**EXTRACT:**
________________________
Sunday, June 14, 2020


A substantial system of torrential rain on Wednesday, June 10, 2020 prompted the flash flood warning box (above) by the National Weather Service (NWS) in Linn County, Iowa, even before the rains had arrived. The Radarscope image above corresponds to 9:49 am CDT. My position is indicated by the white target icon. The system was tracking to the northeast. Heavier rains to the north were also contributing to the warning for Linn County.


This panorama from the Dry Run Creek footbridge at the border of the cities of Cedar Rapids and Marion from 11:03 am shows water up to the creek's banks but not overflowing.


Looking north from the footbridge at 11:03 pm.


11:12 am. AccuWeather severe weather torrential rainfall alert that included five counties. The alert was to be in effect until 12:45 pm, but was later continued. (Updates to area river statuses continued into Sunday).


11:13 am. Dry Run Creek just east of the footbridge. Swirling debris and brown water can be seen in this image. Water was flowing left-to-right.


11:15 am. High water in the culvert area along Boyson Road. The .7-inch of rain on this day added to the previous day's 1.81 inches here, totaling about 2.5 inches. Despite this, Dry Run Creek did not spill its banks.
________________________
Records excerpted from a collection:
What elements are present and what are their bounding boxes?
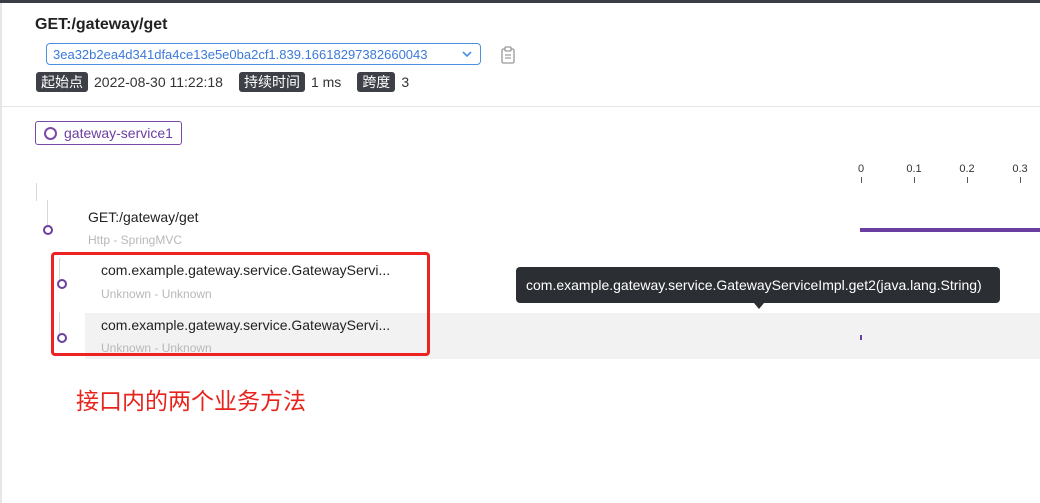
span-count-value: 3 xyxy=(401,74,410,90)
duration-label: 持续时间 xyxy=(238,72,305,92)
span-tooltip: com.example.gateway.service.GatewayServi… xyxy=(516,267,1000,309)
timeline-tick: 0.3 xyxy=(1005,163,1035,183)
duration-value: 1 ms xyxy=(310,74,342,90)
tree-connector xyxy=(36,183,37,201)
timeline-tick: 0.2 xyxy=(952,163,982,183)
trace-id-select[interactable]: 3ea32b2ea4d341dfa4ce13e5e0ba2cf1.839.166… xyxy=(46,43,481,65)
annotation-highlight-box xyxy=(51,252,430,356)
top-bar xyxy=(0,0,1040,3)
span-duration-bar[interactable] xyxy=(860,228,1040,232)
tooltip-text: com.example.gateway.service.GatewayServi… xyxy=(526,277,982,293)
span-duration-bar[interactable] xyxy=(860,335,862,340)
trace-id-value: 3ea32b2ea4d341dfa4ce13e5e0ba2cf1.839.166… xyxy=(53,46,428,62)
start-label: 起始点 xyxy=(36,72,88,92)
span-node xyxy=(43,225,53,235)
timeline-tick: 0 xyxy=(846,163,876,183)
tree-connector xyxy=(47,200,48,228)
chevron-down-icon xyxy=(462,51,472,58)
trace-meta: 起始点 2022-08-30 11:22:18 持续时间 1 ms 跨度 3 xyxy=(36,71,409,93)
page-title: GET:/gateway/get xyxy=(35,16,168,33)
clipboard-icon[interactable] xyxy=(500,46,516,64)
left-border xyxy=(0,3,2,503)
span-count-label: 跨度 xyxy=(357,72,396,92)
start-value: 2022-08-30 11:22:18 xyxy=(94,74,223,90)
span-type: Http - SpringMVC xyxy=(88,233,183,247)
circle-icon xyxy=(44,126,57,140)
tooltip-arrow xyxy=(754,303,764,309)
span-name[interactable]: GET:/gateway/get xyxy=(88,209,199,225)
header-divider xyxy=(0,106,1040,107)
timeline-tick: 0.1 xyxy=(899,163,929,183)
service-name: gateway-service1 xyxy=(64,125,173,141)
annotation-text: 接口内的两个业务方法 xyxy=(76,389,306,415)
service-filter-chip[interactable]: gateway-service1 xyxy=(35,121,182,145)
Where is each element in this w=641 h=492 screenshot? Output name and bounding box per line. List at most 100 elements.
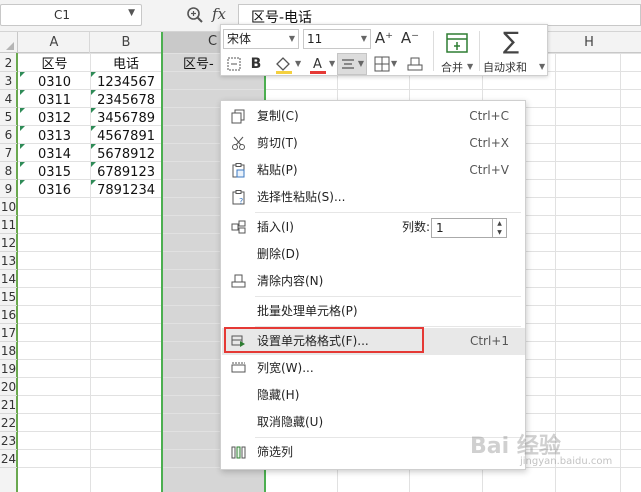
cell-b1[interactable]: 电话 [91, 56, 161, 74]
menu-item-label: 列宽(W)... [257, 361, 314, 375]
menu-item-label: 粘贴(P) [257, 163, 298, 177]
column-count-label: 列数: [402, 220, 431, 234]
row-header[interactable]: 6 [0, 126, 17, 144]
cell-a[interactable]: 0314 [19, 146, 90, 164]
cell-b[interactable]: 2345678 [91, 92, 161, 110]
column-count-stepper[interactable]: 1 ▲ ▼ [431, 218, 507, 238]
cell-a1[interactable]: 区号 [19, 56, 90, 74]
font-name-select[interactable]: 宋体 ▼ [223, 29, 299, 49]
row-header[interactable]: 11 [0, 216, 17, 234]
menu-item-paste[interactable]: 粘贴(P) Ctrl+V [222, 157, 525, 184]
menu-item-label: 剪切(T) [257, 136, 298, 150]
cell-a[interactable]: 0316 [19, 182, 90, 200]
menu-item-cut[interactable]: 剪切(T) Ctrl+X [222, 130, 525, 157]
row-header[interactable]: 24 [0, 450, 17, 468]
select-all-corner[interactable] [0, 32, 18, 53]
name-box[interactable]: C1 ▼ [0, 4, 142, 26]
chevron-down-icon[interactable]: ▼ [128, 8, 135, 18]
cell-b[interactable]: 3456789 [91, 110, 161, 128]
row-header[interactable]: 22 [0, 414, 17, 432]
sigma-icon: ∑ [503, 27, 520, 55]
text-number-indicator-icon [20, 144, 25, 149]
cell-a[interactable]: 0311 [19, 92, 90, 110]
menu-item-copy[interactable]: 复制(C) Ctrl+C [222, 103, 525, 130]
cell-b[interactable]: 4567891 [91, 128, 161, 146]
scissors-icon [232, 136, 245, 150]
shrink-font-button[interactable]: A⁻ [399, 28, 421, 48]
row-header[interactable]: 21 [0, 396, 17, 414]
text-number-indicator-icon [91, 90, 96, 95]
chevron-down-icon[interactable]: ▼ [295, 59, 301, 68]
row-header[interactable]: 9 [0, 180, 17, 198]
cell-a[interactable]: 0312 [19, 110, 90, 128]
row-header[interactable]: 12 [0, 234, 17, 252]
merge-button[interactable]: 合并 ▼ [439, 27, 475, 75]
menu-item-hide[interactable]: 隐藏(H) [222, 382, 525, 409]
row-header[interactable]: 23 [0, 432, 17, 450]
menu-item-column-width[interactable]: 列宽(W)... [222, 355, 525, 382]
paste-special-icon: ? [232, 190, 245, 205]
column-header-b[interactable]: B [91, 32, 162, 53]
font-size-select[interactable]: 11 ▼ [303, 29, 371, 49]
cell-b[interactable]: 6789123 [91, 164, 161, 182]
context-menu: 复制(C) Ctrl+C 剪切(T) Ctrl+X 粘贴(P) Ctrl+V ?… [220, 100, 526, 470]
text-number-indicator-icon [91, 162, 96, 167]
cell-a[interactable]: 0313 [19, 128, 90, 146]
menu-separator [255, 296, 521, 297]
fx-icon[interactable]: fx [212, 5, 226, 23]
row-header[interactable]: 14 [0, 270, 17, 288]
column-count-value: 1 [436, 221, 444, 235]
column-header-a[interactable]: A [19, 32, 90, 53]
formula-input[interactable]: 区号-电话 [238, 4, 641, 26]
cell-a[interactable]: 0310 [19, 74, 90, 92]
chevron-down-icon: ▼ [539, 62, 546, 71]
row-header[interactable]: 4 [0, 90, 17, 108]
row-header[interactable]: 2 [0, 54, 17, 72]
menu-item-batch-cells[interactable]: 批量处理单元格(P) [222, 298, 525, 325]
chevron-down-icon: ▼ [357, 59, 364, 68]
row-header[interactable]: 17 [0, 324, 17, 342]
menu-item-delete[interactable]: 删除(D) [222, 241, 525, 268]
cell-a[interactable]: 0315 [19, 164, 90, 182]
chevron-down-icon: ▼ [288, 34, 295, 43]
menu-item-clear-contents[interactable]: 清除内容(N) [222, 268, 525, 295]
merge-label: 合并 [441, 61, 463, 74]
text-number-indicator-icon [91, 72, 96, 77]
zoom-icon[interactable] [186, 6, 204, 24]
font-color-icon[interactable]: A [307, 55, 329, 75]
bold-button[interactable]: B [247, 54, 265, 74]
chevron-down-icon[interactable]: ▼ [391, 59, 397, 68]
border-icon[interactable] [373, 55, 391, 73]
column-header-h[interactable]: H [558, 32, 620, 53]
stepper-arrows-icon[interactable]: ▲ ▼ [492, 219, 506, 237]
menu-item-paste-special[interactable]: ? 选择性粘贴(S)... [222, 184, 525, 211]
row-header[interactable]: 16 [0, 306, 17, 324]
cell-b[interactable]: 5678912 [91, 146, 161, 164]
format-painter-icon[interactable] [225, 55, 243, 73]
menu-item-insert[interactable]: 插入(I) 列数: 1 ▲ ▼ [222, 214, 525, 241]
annotation-highlight-box [224, 327, 424, 353]
autosum-label: 自动求和 [483, 61, 527, 74]
row-header[interactable]: 13 [0, 252, 17, 270]
row-header[interactable]: 7 [0, 144, 17, 162]
row-header[interactable]: 3 [0, 72, 17, 90]
chevron-down-icon: ▼ [360, 34, 367, 43]
grow-font-button[interactable]: A⁺ [373, 28, 395, 48]
row-header[interactable]: 5 [0, 108, 17, 126]
fill-color-icon[interactable] [273, 55, 295, 75]
row-header[interactable]: 18 [0, 342, 17, 360]
row-header[interactable]: 10 [0, 198, 17, 216]
row-header[interactable]: 8 [0, 162, 17, 180]
row-header[interactable]: 20 [0, 378, 17, 396]
eraser-icon[interactable] [405, 55, 425, 73]
menu-item-label: 隐藏(H) [257, 388, 300, 402]
autosum-button[interactable]: ∑ 自动求和 ▼ [483, 27, 547, 75]
column-width-icon [231, 362, 246, 373]
toolbar-separator [433, 31, 434, 71]
row-header[interactable]: 15 [0, 288, 17, 306]
align-center-button[interactable]: ▼ [337, 53, 367, 75]
cell-b[interactable]: 1234567 [91, 74, 161, 92]
chevron-down-icon[interactable]: ▼ [329, 59, 335, 68]
cell-b[interactable]: 7891234 [91, 182, 161, 200]
row-header[interactable]: 19 [0, 360, 17, 378]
________________________
**WHAT TO WORK ON:**
**1)** Answer these questions using the rainstorm account:
(a) Which agency issued the flash flood warning for Linn County?
(b) Until what time was the AccuWeather alert originally to be in effect?
(c) How much rain fell on the day before the .7-inch of rain?
**2)** Write the next part of the rainstorm account, picking up after its final sentence.

**WRITTEN ANSWERS:**
**1)**
(a) The National Weather Service (NWS).
(b) 12:45 pm.
(c) 1.81 inches.

**2)**
Fast forward to the next day, Thursday, June 11, along the Cedar River near the Chain Lakes Bridge, about 1 mile southeast of Palo, Iowa in western Linn County. This west view of high waters and fog on the river was captured from the bridge at 7:59 pm CDT.


Similar shot at 8:01 pm.


8:04 pm. Looking south from the bridge.


8:04 pm. Flooded lowlands surrounding the north end of the bridge.


8:07 pm. Brown swirling water from the same area.


8:08 pm. Looking southwest over the Cedar River from the north end of the bridge.


8:13 pm. Sunset through the trees from the south end of the bridge.


8:13 pm. Chain Lakes Bridge, looking northeast. Creeks and rivers in the area over the past two days were swollen to their banks, but never achieved a true flood status. Nikon D7200 DSLR camera.